Records for the exercise:
___

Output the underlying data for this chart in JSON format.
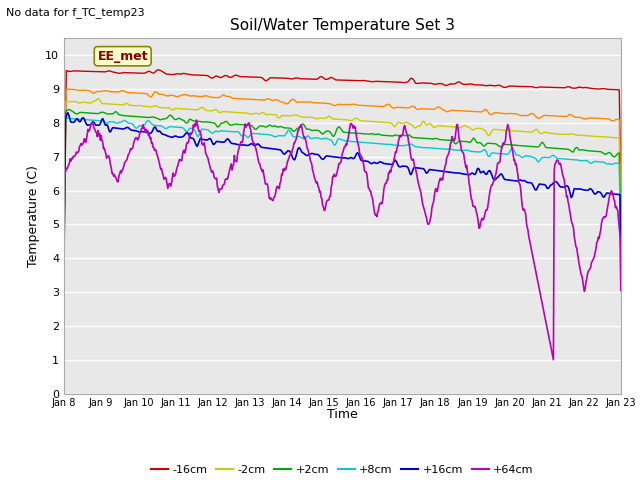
{
  "title": "Soil/Water Temperature Set 3",
  "xlabel": "Time",
  "ylabel": "Temperature (C)",
  "top_left_text": "No data for f_TC_temp23",
  "annotation_box": "EE_met",
  "ylim": [
    0.0,
    10.5
  ],
  "yticks": [
    0.0,
    1.0,
    2.0,
    3.0,
    4.0,
    5.0,
    6.0,
    7.0,
    8.0,
    9.0,
    10.0
  ],
  "xtick_labels": [
    "Jan 8",
    "Jan 9",
    "Jan 10",
    "Jan 11",
    "Jan 12",
    "Jan 13",
    "Jan 14",
    "Jan 15",
    "Jan 16",
    "Jan 17",
    "Jan 18",
    "Jan 19",
    "Jan 20",
    "Jan 21",
    "Jan 22",
    "Jan 23"
  ],
  "series": {
    "-16cm": {
      "color": "#cc0000",
      "linewidth": 1.0
    },
    "-8cm": {
      "color": "#ff8800",
      "linewidth": 1.0
    },
    "-2cm": {
      "color": "#cccc00",
      "linewidth": 1.0
    },
    "+2cm": {
      "color": "#00aa00",
      "linewidth": 1.0
    },
    "+8cm": {
      "color": "#00cccc",
      "linewidth": 1.0
    },
    "+16cm": {
      "color": "#0000cc",
      "linewidth": 1.2
    },
    "+64cm": {
      "color": "#bb00bb",
      "linewidth": 1.2
    }
  },
  "num_points": 720,
  "days": 15,
  "fig_bg": "#ffffff",
  "plot_bg": "#e8e8e8",
  "grid_color": "#ffffff"
}
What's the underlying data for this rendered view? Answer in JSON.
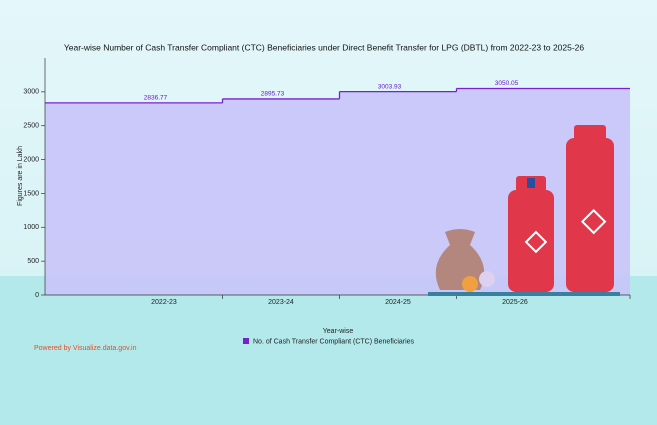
{
  "chart_data": {
    "type": "step-area",
    "title": "Year-wise Number of Cash Transfer Compliant (CTC) Beneficiaries under Direct Benefit Transfer for LPG (DBTL) from 2022-23 to 2025-26",
    "x_label": "Year-wise",
    "y_label": "Figures are in Lakh",
    "categories": [
      "2022-23",
      "2023-24",
      "2024-25",
      "2025-26"
    ],
    "series": [
      {
        "name": "No. of Cash Transfer Compliant (CTC) Beneficiaries",
        "color": "#7b1fd1",
        "values": [
          2836.77,
          2895.73,
          3003.93,
          3050.05
        ]
      }
    ],
    "ylim": [
      0,
      3500
    ],
    "yticks": [
      0,
      500,
      1000,
      1500,
      2000,
      2500,
      3000
    ],
    "credit": "Powered by Visualize.data.gov.in"
  }
}
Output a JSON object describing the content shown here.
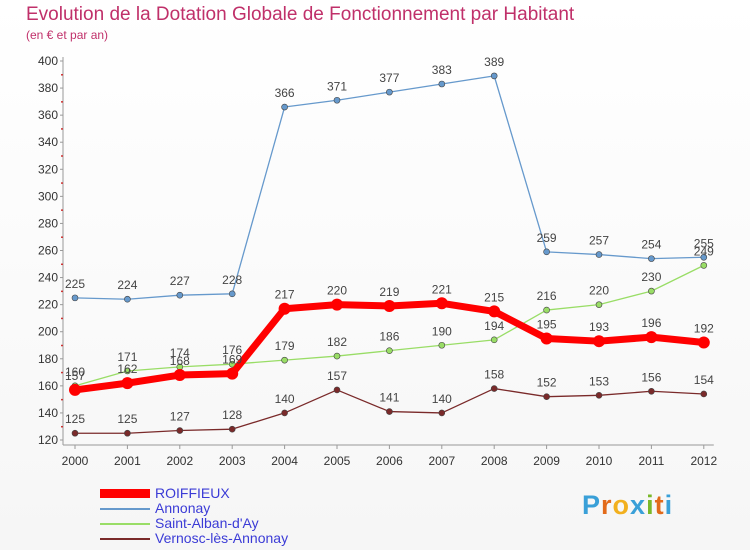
{
  "title": "Evolution de la Dotation Globale de Fonctionnement par Habitant",
  "subtitle": "(en € et par an)",
  "logo": {
    "text": "Proxiti",
    "colors": [
      "#3aa0d8",
      "#e26a1a",
      "#f2b01e",
      "#3aa0d8",
      "#7ab829",
      "#e26a1a",
      "#3aa0d8"
    ]
  },
  "chart_data": {
    "type": "line",
    "x": [
      "2000",
      "2001",
      "2002",
      "2003",
      "2004",
      "2005",
      "2006",
      "2007",
      "2008",
      "2009",
      "2010",
      "2011",
      "2012"
    ],
    "ylim": [
      120,
      400
    ],
    "yticks": [
      120,
      140,
      160,
      180,
      200,
      220,
      240,
      260,
      280,
      300,
      320,
      340,
      360,
      380,
      400
    ],
    "grid": false,
    "legend_position": "bottom-left",
    "series": [
      {
        "name": "ROIFFIEUX",
        "color": "#ff0000",
        "values": [
          157,
          162,
          168,
          169,
          217,
          220,
          219,
          221,
          215,
          195,
          193,
          196,
          192
        ]
      },
      {
        "name": "Annonay",
        "color": "#6699cc",
        "values": [
          225,
          224,
          227,
          228,
          366,
          371,
          377,
          383,
          389,
          259,
          257,
          254,
          255
        ]
      },
      {
        "name": "Saint-Alban-d'Ay",
        "color": "#99dd66",
        "values": [
          160,
          171,
          174,
          176,
          179,
          182,
          186,
          190,
          194,
          216,
          220,
          230,
          249
        ]
      },
      {
        "name": "Vernosc-lès-Annonay",
        "color": "#7a2a2a",
        "values": [
          125,
          125,
          127,
          128,
          140,
          157,
          141,
          140,
          158,
          152,
          153,
          156,
          154
        ]
      }
    ]
  }
}
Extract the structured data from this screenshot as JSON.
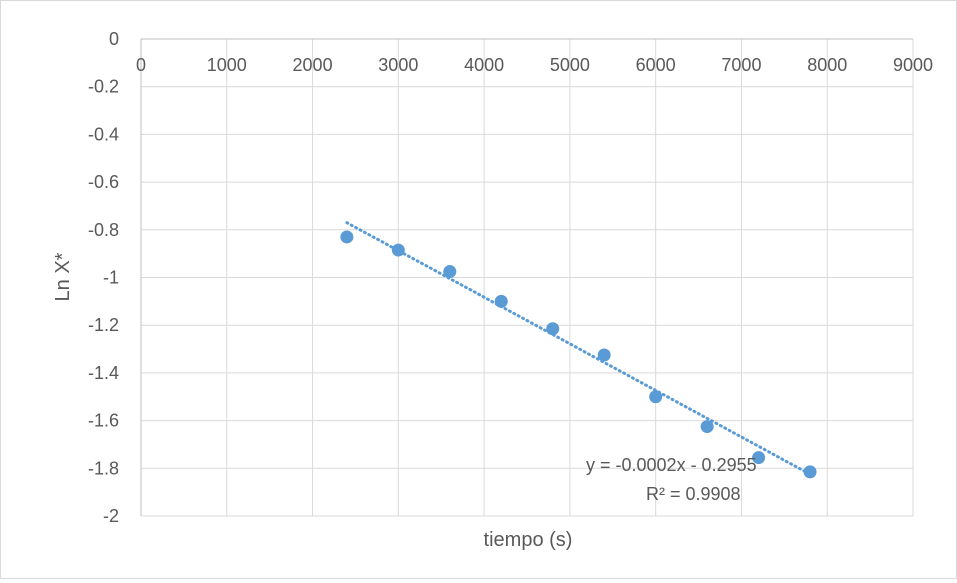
{
  "chart_data": {
    "type": "scatter",
    "title": "",
    "xlabel": "tiempo (s)",
    "ylabel": "Ln X*",
    "xlim": [
      0,
      9000
    ],
    "ylim": [
      -2,
      0
    ],
    "x_ticks": [
      0,
      1000,
      2000,
      3000,
      4000,
      5000,
      6000,
      7000,
      8000,
      9000
    ],
    "x_tick_labels": [
      "0",
      "1000",
      "2000",
      "3000",
      "4000",
      "5000",
      "6000",
      "7000",
      "8000",
      "9000"
    ],
    "y_ticks": [
      0,
      -0.2,
      -0.4,
      -0.6,
      -0.8,
      -1,
      -1.2,
      -1.4,
      -1.6,
      -1.8,
      -2
    ],
    "y_tick_labels": [
      "0",
      "-0.2",
      "-0.4",
      "-0.6",
      "-0.8",
      "-1",
      "-1.2",
      "-1.4",
      "-1.6",
      "-1.8",
      "-2"
    ],
    "grid": true,
    "legend": "none",
    "series": [
      {
        "color": "#5b9bd5",
        "x": [
          2400,
          3000,
          3600,
          4200,
          4800,
          5400,
          6000,
          6600,
          7200,
          7800
        ],
        "y": [
          -0.83,
          -0.885,
          -0.975,
          -1.1,
          -1.215,
          -1.325,
          -1.5,
          -1.625,
          -1.755,
          -1.815
        ]
      }
    ],
    "trendline": {
      "type": "linear",
      "style": "dotted",
      "color": "#5b9bd5",
      "x_range": [
        2400,
        7800
      ],
      "y_range": [
        -0.77,
        -1.825
      ],
      "equation_label": "y = -0.0002x - 0.2955",
      "r2_label": "R² = 0.9908"
    }
  }
}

___

Above are some records. Report the number of their lines that include "Annonay", and add nothing else.

2